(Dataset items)
■ ■ ■ ■ ■
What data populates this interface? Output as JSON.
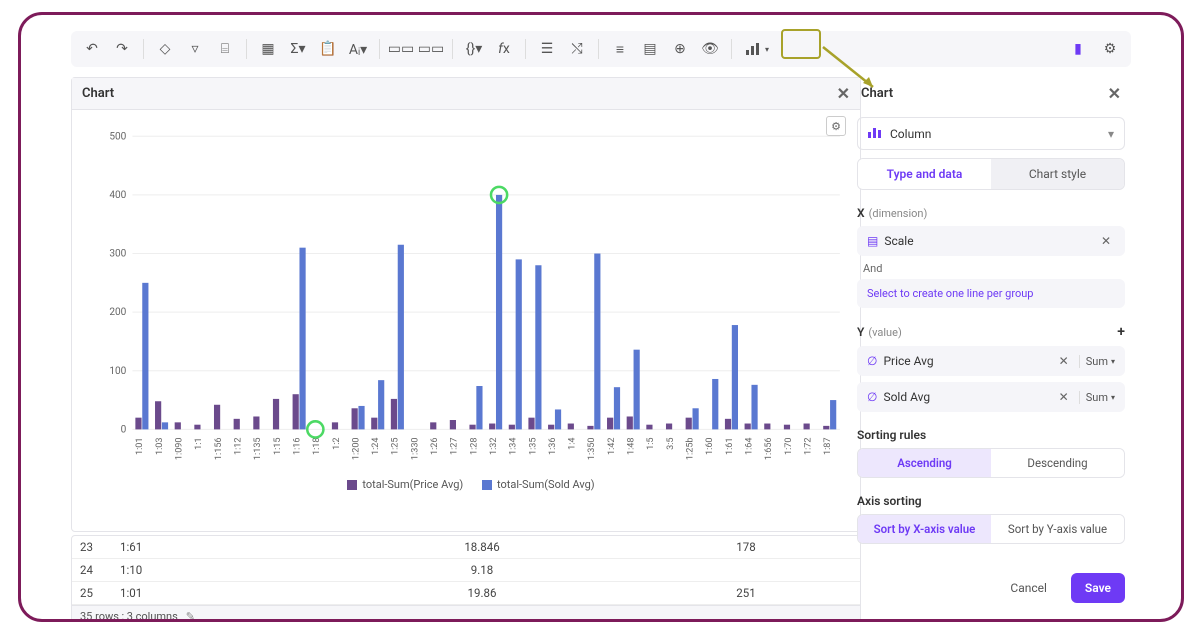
{
  "chart_panel_title": "Chart",
  "config_panel_title": "Chart",
  "chart_type": "Column",
  "tabs": {
    "type_data": "Type and data",
    "chart_style": "Chart style"
  },
  "x": {
    "label": "X",
    "sub": "(dimension)",
    "field": "Scale",
    "and": "And",
    "hint": "Select to create one line per group"
  },
  "y": {
    "label": "Y",
    "sub": "(value)",
    "series": [
      {
        "name": "Price Avg",
        "agg": "Sum"
      },
      {
        "name": "Sold Avg",
        "agg": "Sum"
      }
    ]
  },
  "sorting": {
    "rules_label": "Sorting rules",
    "asc": "Ascending",
    "desc": "Descending",
    "axis_label": "Axis sorting",
    "by_x": "Sort by X-axis value",
    "by_y": "Sort by Y-axis value"
  },
  "buttons": {
    "cancel": "Cancel",
    "save": "Save"
  },
  "table": {
    "rows": [
      {
        "idx": "23",
        "scale": "1:61",
        "price": "18.846",
        "sold": "178"
      },
      {
        "idx": "24",
        "scale": "1:10",
        "price": "9.18",
        "sold": ""
      },
      {
        "idx": "25",
        "scale": "1:01",
        "price": "19.86",
        "sold": "251"
      }
    ],
    "footer": "35 rows ; 3 columns"
  },
  "legend": {
    "series1": "total-Sum(Price Avg)",
    "series2": "total-Sum(Sold Avg)"
  },
  "colors": {
    "series1": "#6b4a8c",
    "series2": "#5a78d1",
    "accent": "#6e3af5",
    "highlight_ring": "#4cd964"
  },
  "chart_data": {
    "type": "bar",
    "title": "",
    "xlabel": "",
    "ylabel": "",
    "ylim": [
      0,
      500
    ],
    "yticks": [
      0,
      100,
      200,
      300,
      400,
      500
    ],
    "categories": [
      "1:01",
      "1:03",
      "1:090",
      "1:1",
      "1:156",
      "1:12",
      "1:135",
      "1:15",
      "1:16",
      "1:18",
      "1:2",
      "1:200",
      "1:24",
      "1:25",
      "1:330",
      "1:26",
      "1:27",
      "1:28",
      "1:32",
      "1:34",
      "1:35",
      "1:36",
      "1:4",
      "1:350",
      "1:42",
      "1:48",
      "1:5",
      "3:5",
      "1:25b",
      "1:60",
      "1:61",
      "1:64",
      "1:656",
      "1:70",
      "1:72",
      "1:87"
    ],
    "series": [
      {
        "name": "total-Sum(Price Avg)",
        "values": [
          20,
          48,
          12,
          8,
          42,
          18,
          22,
          52,
          60,
          0,
          12,
          36,
          20,
          52,
          0,
          12,
          16,
          8,
          10,
          8,
          20,
          8,
          10,
          6,
          20,
          22,
          8,
          10,
          20,
          0,
          18,
          10,
          10,
          8,
          10,
          6
        ]
      },
      {
        "name": "total-Sum(Sold Avg)",
        "values": [
          250,
          12,
          0,
          0,
          0,
          0,
          0,
          0,
          310,
          0,
          0,
          40,
          84,
          315,
          0,
          0,
          0,
          74,
          400,
          290,
          280,
          34,
          0,
          300,
          72,
          136,
          0,
          0,
          36,
          86,
          178,
          76,
          0,
          0,
          0,
          50
        ]
      }
    ],
    "highlights": [
      {
        "category": "1:18",
        "series": 0,
        "note": "circled"
      },
      {
        "category": "1:32",
        "series": 1,
        "note": "circled"
      }
    ]
  }
}
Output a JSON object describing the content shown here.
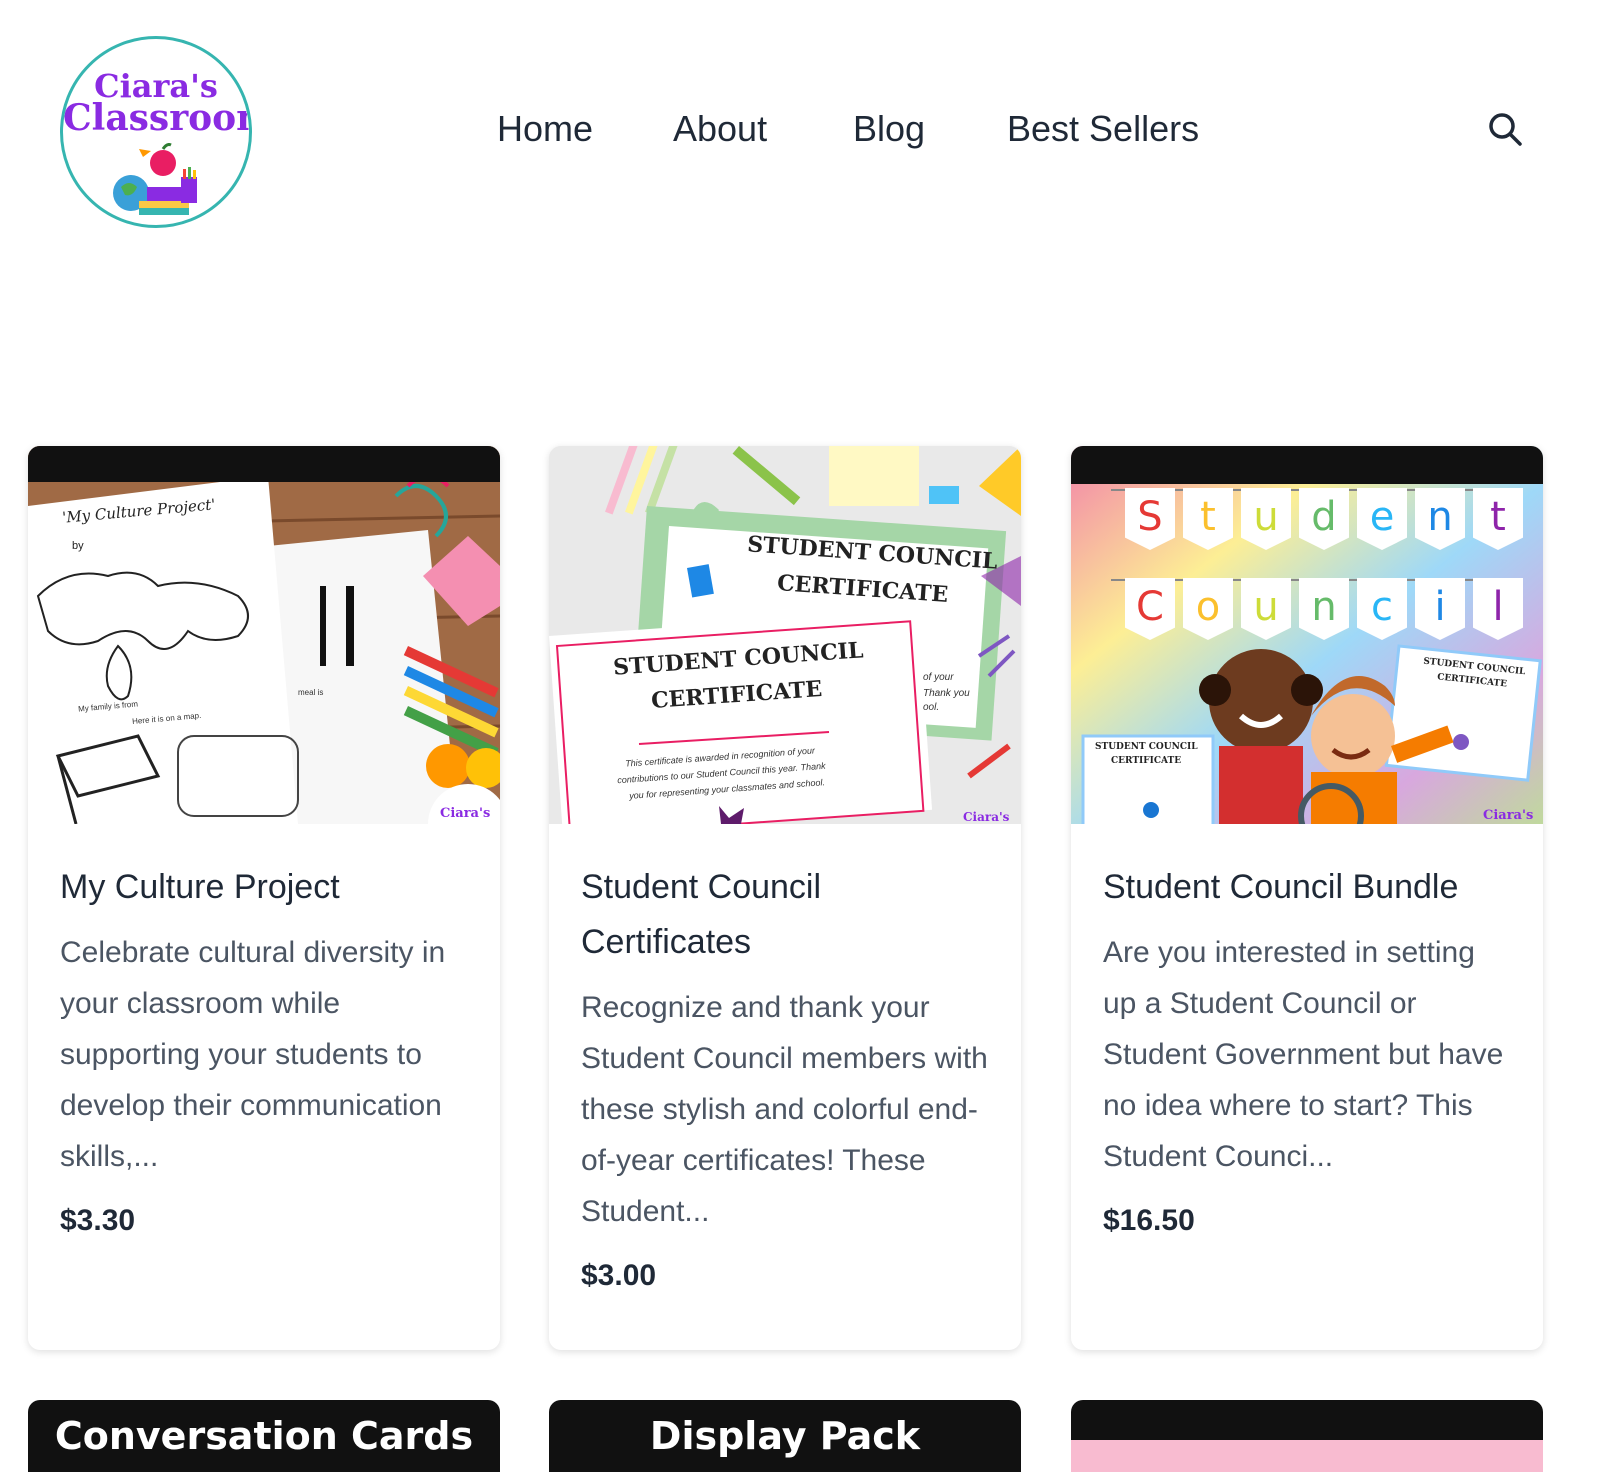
■ ■ ■ ■ ■
Work instructions: Your task is to return the entries above exactly, with no pictures.

Answer to the task:
What data populates this interface? Output as JSON.
{
  "chart_panel_title": "Chart",
  "config_panel_title": "Chart",
  "chart_type": "Column",
  "tabs": {
    "type_data": "Type and data",
    "chart_style": "Chart style"
  },
  "x": {
    "label": "X",
    "sub": "(dimension)",
    "field": "Scale",
    "and": "And",
    "hint": "Select to create one line per group"
  },
  "y": {
    "label": "Y",
    "sub": "(value)",
    "series": [
      {
        "name": "Price Avg",
        "agg": "Sum"
      },
      {
        "name": "Sold Avg",
        "agg": "Sum"
      }
    ]
  },
  "sorting": {
    "rules_label": "Sorting rules",
    "asc": "Ascending",
    "desc": "Descending",
    "axis_label": "Axis sorting",
    "by_x": "Sort by X-axis value",
    "by_y": "Sort by Y-axis value"
  },
  "buttons": {
    "cancel": "Cancel",
    "save": "Save"
  },
  "table": {
    "rows": [
      {
        "idx": "23",
        "scale": "1:61",
        "price": "18.846",
        "sold": "178"
      },
      {
        "idx": "24",
        "scale": "1:10",
        "price": "9.18",
        "sold": ""
      },
      {
        "idx": "25",
        "scale": "1:01",
        "price": "19.86",
        "sold": "251"
      }
    ],
    "footer": "35 rows ; 3 columns"
  },
  "legend": {
    "series1": "total-Sum(Price Avg)",
    "series2": "total-Sum(Sold Avg)"
  },
  "colors": {
    "series1": "#6b4a8c",
    "series2": "#5a78d1",
    "accent": "#6e3af5",
    "highlight_ring": "#4cd964"
  },
  "chart_data": {
    "type": "bar",
    "title": "",
    "xlabel": "",
    "ylabel": "",
    "ylim": [
      0,
      500
    ],
    "yticks": [
      0,
      100,
      200,
      300,
      400,
      500
    ],
    "categories": [
      "1:01",
      "1:03",
      "1:090",
      "1:1",
      "1:156",
      "1:12",
      "1:135",
      "1:15",
      "1:16",
      "1:18",
      "1:2",
      "1:200",
      "1:24",
      "1:25",
      "1:330",
      "1:26",
      "1:27",
      "1:28",
      "1:32",
      "1:34",
      "1:35",
      "1:36",
      "1:4",
      "1:350",
      "1:42",
      "1:48",
      "1:5",
      "3:5",
      "1:25b",
      "1:60",
      "1:61",
      "1:64",
      "1:656",
      "1:70",
      "1:72",
      "1:87"
    ],
    "series": [
      {
        "name": "total-Sum(Price Avg)",
        "values": [
          20,
          48,
          12,
          8,
          42,
          18,
          22,
          52,
          60,
          0,
          12,
          36,
          20,
          52,
          0,
          12,
          16,
          8,
          10,
          8,
          20,
          8,
          10,
          6,
          20,
          22,
          8,
          10,
          20,
          0,
          18,
          10,
          10,
          8,
          10,
          6
        ]
      },
      {
        "name": "total-Sum(Sold Avg)",
        "values": [
          250,
          12,
          0,
          0,
          0,
          0,
          0,
          0,
          310,
          0,
          0,
          40,
          84,
          315,
          0,
          0,
          0,
          74,
          400,
          290,
          280,
          34,
          0,
          300,
          72,
          136,
          0,
          0,
          36,
          86,
          178,
          76,
          0,
          0,
          0,
          50
        ]
      }
    ],
    "highlights": [
      {
        "category": "1:18",
        "series": 0,
        "note": "circled"
      },
      {
        "category": "1:32",
        "series": 1,
        "note": "circled"
      }
    ]
  }
}
Output a JSON object describing the content shown here.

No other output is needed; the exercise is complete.